** What you are asked to do **
In the entries below, identify every line with the string "gases" and copy it.
=-=-=
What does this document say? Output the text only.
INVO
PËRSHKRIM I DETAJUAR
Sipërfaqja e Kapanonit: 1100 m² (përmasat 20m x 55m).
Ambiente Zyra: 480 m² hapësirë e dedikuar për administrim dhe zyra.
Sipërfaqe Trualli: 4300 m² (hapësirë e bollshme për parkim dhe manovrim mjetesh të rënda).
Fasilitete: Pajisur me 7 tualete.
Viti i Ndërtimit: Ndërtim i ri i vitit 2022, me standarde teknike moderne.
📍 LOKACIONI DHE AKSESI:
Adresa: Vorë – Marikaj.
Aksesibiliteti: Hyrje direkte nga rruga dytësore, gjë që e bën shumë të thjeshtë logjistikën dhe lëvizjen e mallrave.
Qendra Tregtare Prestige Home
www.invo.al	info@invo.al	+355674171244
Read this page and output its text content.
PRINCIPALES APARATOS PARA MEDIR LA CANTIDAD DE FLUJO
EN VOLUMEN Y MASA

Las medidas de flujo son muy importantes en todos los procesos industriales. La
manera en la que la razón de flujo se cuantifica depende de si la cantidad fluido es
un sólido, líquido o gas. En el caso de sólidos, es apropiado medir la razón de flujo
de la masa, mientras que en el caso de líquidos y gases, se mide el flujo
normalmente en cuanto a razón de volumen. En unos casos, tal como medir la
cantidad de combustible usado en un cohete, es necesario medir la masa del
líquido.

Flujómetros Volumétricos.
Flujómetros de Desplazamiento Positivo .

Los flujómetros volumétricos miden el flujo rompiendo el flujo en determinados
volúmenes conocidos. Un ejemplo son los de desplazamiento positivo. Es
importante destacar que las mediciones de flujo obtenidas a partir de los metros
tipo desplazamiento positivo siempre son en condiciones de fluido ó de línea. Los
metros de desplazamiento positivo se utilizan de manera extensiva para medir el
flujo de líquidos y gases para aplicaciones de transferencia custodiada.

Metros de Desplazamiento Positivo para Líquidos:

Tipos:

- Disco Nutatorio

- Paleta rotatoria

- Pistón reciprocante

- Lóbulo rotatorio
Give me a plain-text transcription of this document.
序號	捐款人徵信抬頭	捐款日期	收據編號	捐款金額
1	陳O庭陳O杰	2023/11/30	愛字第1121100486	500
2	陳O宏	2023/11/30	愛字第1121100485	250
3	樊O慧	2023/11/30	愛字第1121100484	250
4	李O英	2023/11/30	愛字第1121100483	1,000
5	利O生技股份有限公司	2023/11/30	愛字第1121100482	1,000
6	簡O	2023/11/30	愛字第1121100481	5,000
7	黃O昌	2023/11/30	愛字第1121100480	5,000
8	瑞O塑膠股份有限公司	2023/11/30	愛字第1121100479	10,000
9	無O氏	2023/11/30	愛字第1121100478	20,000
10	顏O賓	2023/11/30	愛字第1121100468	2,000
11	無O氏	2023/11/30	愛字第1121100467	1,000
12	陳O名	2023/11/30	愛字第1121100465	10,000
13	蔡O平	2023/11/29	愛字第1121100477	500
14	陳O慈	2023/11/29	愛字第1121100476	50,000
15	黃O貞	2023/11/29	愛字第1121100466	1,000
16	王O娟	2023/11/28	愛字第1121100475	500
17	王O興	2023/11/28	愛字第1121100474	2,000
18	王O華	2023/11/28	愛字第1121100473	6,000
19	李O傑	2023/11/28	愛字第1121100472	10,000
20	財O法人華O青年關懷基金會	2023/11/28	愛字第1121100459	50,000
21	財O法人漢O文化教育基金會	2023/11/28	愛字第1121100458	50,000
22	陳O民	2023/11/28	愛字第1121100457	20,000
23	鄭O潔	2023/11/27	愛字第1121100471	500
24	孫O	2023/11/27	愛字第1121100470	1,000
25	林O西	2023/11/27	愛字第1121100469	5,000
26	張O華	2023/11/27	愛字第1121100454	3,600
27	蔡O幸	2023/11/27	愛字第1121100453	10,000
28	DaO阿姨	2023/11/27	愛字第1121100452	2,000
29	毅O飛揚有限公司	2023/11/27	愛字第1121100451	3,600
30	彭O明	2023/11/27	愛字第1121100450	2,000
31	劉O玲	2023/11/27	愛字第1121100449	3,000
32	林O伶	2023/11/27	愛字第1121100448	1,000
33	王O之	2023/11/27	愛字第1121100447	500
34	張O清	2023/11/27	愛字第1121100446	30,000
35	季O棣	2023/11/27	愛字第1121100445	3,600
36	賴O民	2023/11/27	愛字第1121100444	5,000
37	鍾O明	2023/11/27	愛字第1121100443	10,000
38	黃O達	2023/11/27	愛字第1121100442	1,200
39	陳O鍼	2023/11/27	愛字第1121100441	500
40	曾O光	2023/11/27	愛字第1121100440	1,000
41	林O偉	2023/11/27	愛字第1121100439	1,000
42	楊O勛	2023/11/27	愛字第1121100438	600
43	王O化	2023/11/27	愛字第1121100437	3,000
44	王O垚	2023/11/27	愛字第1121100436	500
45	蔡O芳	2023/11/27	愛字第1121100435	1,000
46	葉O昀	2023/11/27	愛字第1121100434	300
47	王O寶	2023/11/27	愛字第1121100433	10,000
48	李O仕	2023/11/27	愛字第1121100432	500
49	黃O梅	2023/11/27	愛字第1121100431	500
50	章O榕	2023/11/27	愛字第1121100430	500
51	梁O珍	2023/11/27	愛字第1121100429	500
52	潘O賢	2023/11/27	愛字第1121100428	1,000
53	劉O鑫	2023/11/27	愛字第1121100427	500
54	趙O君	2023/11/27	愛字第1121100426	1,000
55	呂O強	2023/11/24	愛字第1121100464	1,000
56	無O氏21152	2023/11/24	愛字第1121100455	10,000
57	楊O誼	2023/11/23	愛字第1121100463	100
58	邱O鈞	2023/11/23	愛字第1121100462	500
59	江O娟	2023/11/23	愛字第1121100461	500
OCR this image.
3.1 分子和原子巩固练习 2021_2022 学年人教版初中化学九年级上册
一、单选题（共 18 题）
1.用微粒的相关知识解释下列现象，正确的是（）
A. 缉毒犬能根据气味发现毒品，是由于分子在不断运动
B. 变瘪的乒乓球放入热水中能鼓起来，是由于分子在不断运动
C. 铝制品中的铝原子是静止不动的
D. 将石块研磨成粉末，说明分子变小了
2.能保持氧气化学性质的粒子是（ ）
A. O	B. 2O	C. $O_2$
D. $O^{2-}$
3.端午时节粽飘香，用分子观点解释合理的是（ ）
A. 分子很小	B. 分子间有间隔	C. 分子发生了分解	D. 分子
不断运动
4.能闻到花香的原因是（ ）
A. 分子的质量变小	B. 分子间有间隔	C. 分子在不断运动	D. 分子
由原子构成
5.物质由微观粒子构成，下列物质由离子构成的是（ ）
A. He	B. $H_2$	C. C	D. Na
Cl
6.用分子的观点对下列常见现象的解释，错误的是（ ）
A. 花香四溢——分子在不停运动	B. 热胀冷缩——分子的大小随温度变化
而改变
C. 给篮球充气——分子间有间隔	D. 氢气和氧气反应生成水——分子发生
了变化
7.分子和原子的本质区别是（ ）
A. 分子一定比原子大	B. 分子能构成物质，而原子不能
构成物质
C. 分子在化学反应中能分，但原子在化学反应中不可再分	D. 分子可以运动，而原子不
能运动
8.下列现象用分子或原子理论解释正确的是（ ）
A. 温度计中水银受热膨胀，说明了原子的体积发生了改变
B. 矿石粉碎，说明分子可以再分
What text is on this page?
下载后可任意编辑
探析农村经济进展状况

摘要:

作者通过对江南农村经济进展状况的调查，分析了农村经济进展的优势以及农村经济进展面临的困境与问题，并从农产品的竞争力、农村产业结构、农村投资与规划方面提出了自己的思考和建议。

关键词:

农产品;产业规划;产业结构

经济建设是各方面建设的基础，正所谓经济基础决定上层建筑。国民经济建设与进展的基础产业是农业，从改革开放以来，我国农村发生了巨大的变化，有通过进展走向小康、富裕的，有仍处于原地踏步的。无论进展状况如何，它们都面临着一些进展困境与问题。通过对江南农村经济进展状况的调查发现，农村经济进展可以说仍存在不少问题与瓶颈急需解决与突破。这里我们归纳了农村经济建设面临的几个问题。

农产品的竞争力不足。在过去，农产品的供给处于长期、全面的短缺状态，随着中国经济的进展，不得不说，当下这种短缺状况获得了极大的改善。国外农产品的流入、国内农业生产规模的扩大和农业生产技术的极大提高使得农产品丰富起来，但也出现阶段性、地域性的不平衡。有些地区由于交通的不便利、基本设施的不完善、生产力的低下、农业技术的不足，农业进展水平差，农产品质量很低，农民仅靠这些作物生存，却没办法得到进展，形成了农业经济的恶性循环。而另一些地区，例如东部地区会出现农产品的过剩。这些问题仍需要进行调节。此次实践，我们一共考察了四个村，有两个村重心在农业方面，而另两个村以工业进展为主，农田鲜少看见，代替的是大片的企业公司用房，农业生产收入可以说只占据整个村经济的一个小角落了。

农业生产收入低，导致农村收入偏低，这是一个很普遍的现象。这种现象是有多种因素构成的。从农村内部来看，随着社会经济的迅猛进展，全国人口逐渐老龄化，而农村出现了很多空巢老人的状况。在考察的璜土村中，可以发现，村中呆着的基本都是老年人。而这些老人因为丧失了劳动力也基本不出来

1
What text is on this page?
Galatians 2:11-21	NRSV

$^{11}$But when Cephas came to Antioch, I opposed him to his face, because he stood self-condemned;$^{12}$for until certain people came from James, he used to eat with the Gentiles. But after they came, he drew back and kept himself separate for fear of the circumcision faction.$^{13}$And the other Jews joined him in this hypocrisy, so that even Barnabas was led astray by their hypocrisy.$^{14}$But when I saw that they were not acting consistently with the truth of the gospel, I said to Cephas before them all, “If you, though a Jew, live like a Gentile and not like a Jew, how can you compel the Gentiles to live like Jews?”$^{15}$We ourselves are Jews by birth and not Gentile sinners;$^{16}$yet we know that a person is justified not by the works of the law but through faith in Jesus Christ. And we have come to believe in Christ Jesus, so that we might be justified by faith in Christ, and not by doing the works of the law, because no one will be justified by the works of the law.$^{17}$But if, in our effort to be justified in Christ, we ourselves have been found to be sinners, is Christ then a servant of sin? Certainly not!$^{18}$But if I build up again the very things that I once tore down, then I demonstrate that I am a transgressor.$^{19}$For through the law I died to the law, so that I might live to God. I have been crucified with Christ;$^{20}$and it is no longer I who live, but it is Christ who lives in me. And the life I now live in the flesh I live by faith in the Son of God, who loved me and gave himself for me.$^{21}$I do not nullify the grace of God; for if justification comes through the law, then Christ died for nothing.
=-=-=
** In response **
de la masa, mientras que en el caso de líquidos y gases, se mide el flujo
flujo de líquidos y gases para aplicaciones de transferencia custodiada.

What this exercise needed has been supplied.